Stated goal.
The answer should be a single number: how many lines of the entries below hold the word "color".

***** Data shown

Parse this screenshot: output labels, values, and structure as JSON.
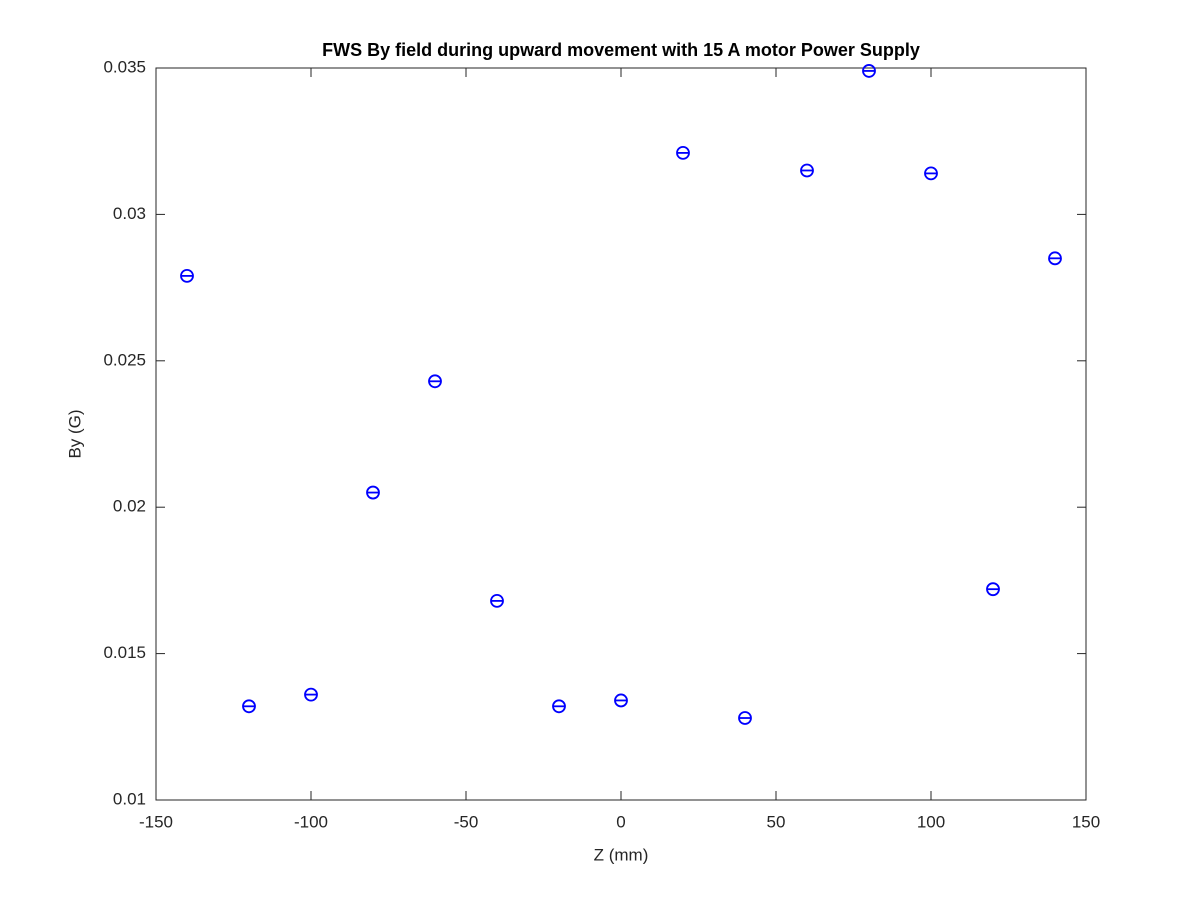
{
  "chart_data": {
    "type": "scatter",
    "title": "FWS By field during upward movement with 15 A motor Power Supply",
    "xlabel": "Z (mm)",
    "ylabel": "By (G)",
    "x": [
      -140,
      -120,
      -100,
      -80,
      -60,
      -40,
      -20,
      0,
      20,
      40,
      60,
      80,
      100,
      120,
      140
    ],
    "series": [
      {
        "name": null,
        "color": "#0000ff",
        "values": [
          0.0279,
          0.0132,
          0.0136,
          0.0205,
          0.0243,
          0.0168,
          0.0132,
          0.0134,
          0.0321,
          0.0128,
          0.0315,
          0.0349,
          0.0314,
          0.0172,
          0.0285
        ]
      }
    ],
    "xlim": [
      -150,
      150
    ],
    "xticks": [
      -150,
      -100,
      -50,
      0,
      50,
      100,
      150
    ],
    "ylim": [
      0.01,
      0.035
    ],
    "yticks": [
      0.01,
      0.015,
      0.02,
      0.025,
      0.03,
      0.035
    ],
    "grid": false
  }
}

**********
***** Data shown

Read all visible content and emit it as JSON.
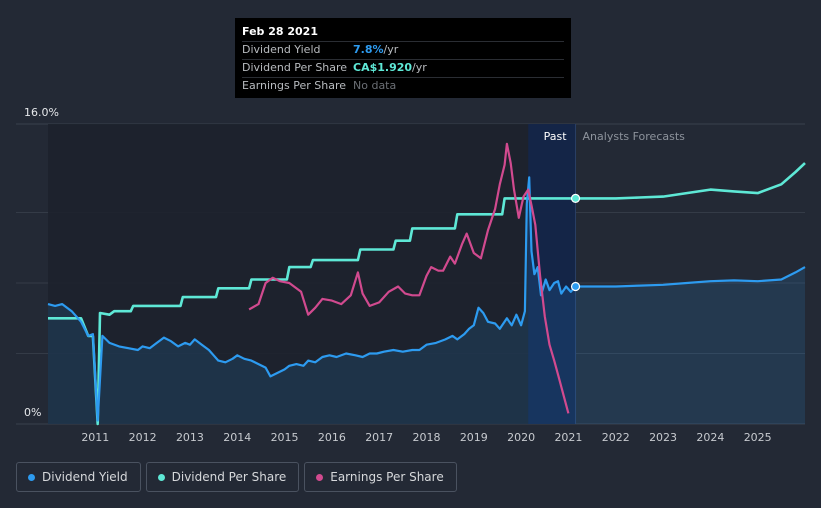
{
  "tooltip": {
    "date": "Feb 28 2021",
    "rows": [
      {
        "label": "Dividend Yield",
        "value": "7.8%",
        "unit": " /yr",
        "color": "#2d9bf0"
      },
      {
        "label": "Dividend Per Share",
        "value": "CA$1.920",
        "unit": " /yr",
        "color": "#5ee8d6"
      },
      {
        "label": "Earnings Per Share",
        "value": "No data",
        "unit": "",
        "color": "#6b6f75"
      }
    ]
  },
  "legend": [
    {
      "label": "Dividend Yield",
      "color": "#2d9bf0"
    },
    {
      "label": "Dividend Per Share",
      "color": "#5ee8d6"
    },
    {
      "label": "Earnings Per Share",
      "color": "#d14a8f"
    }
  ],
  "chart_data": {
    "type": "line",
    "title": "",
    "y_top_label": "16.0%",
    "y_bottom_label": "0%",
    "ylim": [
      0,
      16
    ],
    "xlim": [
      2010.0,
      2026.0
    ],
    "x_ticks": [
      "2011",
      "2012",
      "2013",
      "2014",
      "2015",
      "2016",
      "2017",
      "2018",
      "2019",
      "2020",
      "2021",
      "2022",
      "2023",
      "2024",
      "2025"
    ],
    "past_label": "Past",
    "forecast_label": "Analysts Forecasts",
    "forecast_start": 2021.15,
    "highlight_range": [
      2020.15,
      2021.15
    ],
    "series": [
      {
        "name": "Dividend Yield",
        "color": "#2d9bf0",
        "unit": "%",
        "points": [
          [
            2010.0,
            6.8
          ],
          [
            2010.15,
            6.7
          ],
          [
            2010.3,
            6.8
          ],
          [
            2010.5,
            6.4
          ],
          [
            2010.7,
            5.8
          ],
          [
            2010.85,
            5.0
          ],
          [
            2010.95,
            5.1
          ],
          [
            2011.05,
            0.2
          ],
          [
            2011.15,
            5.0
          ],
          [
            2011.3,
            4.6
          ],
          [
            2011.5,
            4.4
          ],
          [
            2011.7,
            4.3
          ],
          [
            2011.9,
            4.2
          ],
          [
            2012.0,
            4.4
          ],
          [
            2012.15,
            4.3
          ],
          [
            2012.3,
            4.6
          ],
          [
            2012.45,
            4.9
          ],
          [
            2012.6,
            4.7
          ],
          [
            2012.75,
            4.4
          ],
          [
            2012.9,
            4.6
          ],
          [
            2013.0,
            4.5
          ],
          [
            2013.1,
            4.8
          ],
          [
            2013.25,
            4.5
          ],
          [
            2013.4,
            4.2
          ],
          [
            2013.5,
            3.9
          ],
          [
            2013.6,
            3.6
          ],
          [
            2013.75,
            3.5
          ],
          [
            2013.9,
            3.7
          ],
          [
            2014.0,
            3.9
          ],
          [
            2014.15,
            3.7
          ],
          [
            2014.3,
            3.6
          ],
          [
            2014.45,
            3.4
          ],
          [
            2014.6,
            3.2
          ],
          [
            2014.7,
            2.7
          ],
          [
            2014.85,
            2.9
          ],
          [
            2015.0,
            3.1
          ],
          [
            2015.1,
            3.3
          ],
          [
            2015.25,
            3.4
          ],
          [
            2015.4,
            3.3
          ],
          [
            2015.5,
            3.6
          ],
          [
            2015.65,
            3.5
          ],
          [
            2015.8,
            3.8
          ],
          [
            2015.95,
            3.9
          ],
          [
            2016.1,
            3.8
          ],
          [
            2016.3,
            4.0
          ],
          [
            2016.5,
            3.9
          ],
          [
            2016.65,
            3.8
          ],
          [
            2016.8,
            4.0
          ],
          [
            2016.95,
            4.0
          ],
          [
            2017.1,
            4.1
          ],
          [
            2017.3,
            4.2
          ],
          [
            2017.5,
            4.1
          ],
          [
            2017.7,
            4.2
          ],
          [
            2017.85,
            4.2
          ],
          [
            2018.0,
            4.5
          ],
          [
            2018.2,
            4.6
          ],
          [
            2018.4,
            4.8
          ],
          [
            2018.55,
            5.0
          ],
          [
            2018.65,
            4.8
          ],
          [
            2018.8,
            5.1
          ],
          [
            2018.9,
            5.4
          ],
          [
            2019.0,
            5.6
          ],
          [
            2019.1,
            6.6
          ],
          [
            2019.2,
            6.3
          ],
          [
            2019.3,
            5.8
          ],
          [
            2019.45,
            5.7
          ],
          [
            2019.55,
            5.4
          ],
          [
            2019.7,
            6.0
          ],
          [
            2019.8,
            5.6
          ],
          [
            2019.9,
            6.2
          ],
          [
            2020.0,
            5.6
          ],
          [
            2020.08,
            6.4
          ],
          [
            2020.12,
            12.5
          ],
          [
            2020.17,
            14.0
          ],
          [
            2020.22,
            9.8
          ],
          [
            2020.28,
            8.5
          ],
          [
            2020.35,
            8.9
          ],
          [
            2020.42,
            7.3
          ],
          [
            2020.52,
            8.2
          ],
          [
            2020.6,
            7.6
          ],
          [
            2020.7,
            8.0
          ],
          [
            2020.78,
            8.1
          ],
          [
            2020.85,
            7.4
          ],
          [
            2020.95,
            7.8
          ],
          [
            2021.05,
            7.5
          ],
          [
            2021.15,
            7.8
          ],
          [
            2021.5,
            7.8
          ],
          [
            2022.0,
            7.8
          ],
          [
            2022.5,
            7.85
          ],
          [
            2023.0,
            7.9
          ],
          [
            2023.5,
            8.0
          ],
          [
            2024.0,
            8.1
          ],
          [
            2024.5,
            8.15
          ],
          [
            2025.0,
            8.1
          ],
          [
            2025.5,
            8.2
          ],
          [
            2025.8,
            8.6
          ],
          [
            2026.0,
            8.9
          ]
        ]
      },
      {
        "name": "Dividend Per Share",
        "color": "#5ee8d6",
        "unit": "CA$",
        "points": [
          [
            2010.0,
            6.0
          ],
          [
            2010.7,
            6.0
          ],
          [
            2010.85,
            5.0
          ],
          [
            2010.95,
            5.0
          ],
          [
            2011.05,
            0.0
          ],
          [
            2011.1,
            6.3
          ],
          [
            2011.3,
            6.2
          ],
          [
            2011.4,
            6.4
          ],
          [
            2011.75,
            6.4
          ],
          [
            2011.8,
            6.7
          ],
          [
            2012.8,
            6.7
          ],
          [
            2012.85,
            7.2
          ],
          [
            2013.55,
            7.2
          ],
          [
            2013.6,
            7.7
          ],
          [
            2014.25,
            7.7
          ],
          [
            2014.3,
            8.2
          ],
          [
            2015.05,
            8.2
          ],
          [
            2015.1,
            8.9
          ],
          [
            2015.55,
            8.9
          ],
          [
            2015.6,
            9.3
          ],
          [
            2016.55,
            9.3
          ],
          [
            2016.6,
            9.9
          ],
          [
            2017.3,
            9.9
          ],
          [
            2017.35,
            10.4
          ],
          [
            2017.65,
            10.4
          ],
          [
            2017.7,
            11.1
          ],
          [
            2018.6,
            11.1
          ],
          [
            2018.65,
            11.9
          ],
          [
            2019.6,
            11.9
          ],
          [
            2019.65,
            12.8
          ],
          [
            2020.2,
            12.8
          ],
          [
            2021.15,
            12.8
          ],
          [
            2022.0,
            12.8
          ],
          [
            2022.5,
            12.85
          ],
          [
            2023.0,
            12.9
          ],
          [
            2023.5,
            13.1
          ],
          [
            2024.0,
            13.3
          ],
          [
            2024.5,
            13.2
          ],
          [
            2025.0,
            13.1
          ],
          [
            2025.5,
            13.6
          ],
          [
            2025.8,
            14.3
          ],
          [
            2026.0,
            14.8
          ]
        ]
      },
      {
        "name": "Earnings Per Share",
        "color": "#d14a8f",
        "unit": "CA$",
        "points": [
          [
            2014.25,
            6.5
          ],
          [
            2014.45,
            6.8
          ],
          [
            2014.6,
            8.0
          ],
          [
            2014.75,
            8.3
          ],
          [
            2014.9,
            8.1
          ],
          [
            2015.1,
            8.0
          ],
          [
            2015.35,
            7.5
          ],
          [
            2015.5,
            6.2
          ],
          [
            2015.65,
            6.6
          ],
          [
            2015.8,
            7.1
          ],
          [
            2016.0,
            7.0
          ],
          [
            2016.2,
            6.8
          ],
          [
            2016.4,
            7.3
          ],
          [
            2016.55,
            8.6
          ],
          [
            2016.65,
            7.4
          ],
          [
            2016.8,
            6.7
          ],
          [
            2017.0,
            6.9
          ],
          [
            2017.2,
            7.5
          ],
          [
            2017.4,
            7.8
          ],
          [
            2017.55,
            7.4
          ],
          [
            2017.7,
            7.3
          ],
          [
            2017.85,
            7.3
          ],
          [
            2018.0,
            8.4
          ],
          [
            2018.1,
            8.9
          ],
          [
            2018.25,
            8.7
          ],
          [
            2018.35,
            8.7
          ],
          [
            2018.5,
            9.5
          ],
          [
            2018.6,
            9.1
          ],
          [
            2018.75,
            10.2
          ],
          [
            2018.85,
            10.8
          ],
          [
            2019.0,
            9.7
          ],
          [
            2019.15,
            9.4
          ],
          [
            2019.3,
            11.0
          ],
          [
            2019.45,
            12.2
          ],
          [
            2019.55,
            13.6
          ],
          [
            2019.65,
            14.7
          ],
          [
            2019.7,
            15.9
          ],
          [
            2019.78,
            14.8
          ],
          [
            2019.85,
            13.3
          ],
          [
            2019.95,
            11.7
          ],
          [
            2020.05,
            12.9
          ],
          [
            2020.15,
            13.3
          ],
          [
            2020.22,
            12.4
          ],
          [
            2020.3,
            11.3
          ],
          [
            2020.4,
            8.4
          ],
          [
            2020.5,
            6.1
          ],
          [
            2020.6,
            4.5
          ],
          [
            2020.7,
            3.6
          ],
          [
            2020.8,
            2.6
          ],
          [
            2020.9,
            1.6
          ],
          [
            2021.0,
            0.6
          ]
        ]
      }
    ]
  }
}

**********

Result.
10